= WORK INSTRUCTIONS =
Only the number is wanted: how many lines in the data contain "investigación"?

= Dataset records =
## Start

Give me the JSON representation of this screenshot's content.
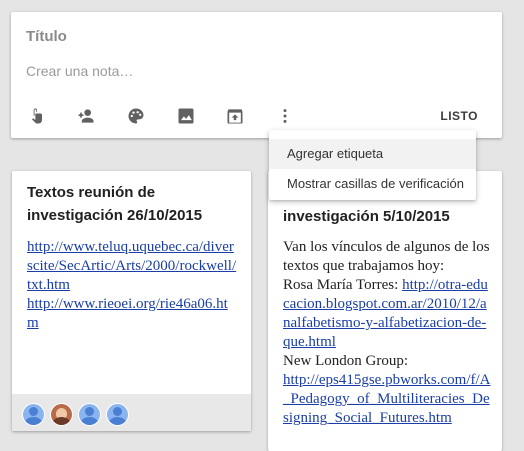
{
  "composer": {
    "title_placeholder": "Título",
    "body_placeholder": "Crear una nota…",
    "done_label": "LISTO",
    "tools": [
      {
        "icon": "remind-me-icon"
      },
      {
        "icon": "collaborator-icon"
      },
      {
        "icon": "change-color-icon"
      },
      {
        "icon": "add-image-icon"
      },
      {
        "icon": "archive-icon"
      },
      {
        "icon": "more-vert-icon"
      }
    ]
  },
  "more_menu": {
    "items": [
      {
        "label": "Agregar etiqueta",
        "highlighted": true
      },
      {
        "label": "Mostrar casillas de verificación",
        "highlighted": false
      }
    ]
  },
  "notes": [
    {
      "title_lines": [
        "Textos reunión de",
        "investigación 26/10/2015"
      ],
      "body": [
        {
          "type": "link",
          "text": "http://www.teluq.uquebec.ca/diverscite/SecArtic/Arts/2000/rockwell/txt.htm"
        },
        {
          "type": "link",
          "text": "http://www.rieoei.org/rie46a06.htm"
        }
      ],
      "collaborators": [
        "default",
        "photo",
        "default",
        "default"
      ]
    },
    {
      "title_lines": [
        "investigación 5/10/2015"
      ],
      "body": [
        {
          "type": "text",
          "text": "Van los vínculos de algunos de los textos que trabajamos hoy:"
        },
        {
          "type": "text",
          "text": "Rosa María Torres: "
        },
        {
          "type": "link",
          "text": "http://otra-educacion.blogspot.com.ar/2010/12/analfabetismo-y-alfabetizacion-de-que.html"
        },
        {
          "type": "text",
          "text": "New London Group:"
        },
        {
          "type": "link",
          "text": "http://eps415gse.pbworks.com/f/A_Pedagogy_of_Multiliteracies_Designing_Social_Futures.htm"
        }
      ]
    }
  ],
  "colors": {
    "link": "#1a3ea6",
    "background": "#e5e5e5",
    "menu_highlight": "#f2f2f2"
  }
}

## End

= SOLUTION FOR THIS TASK =
2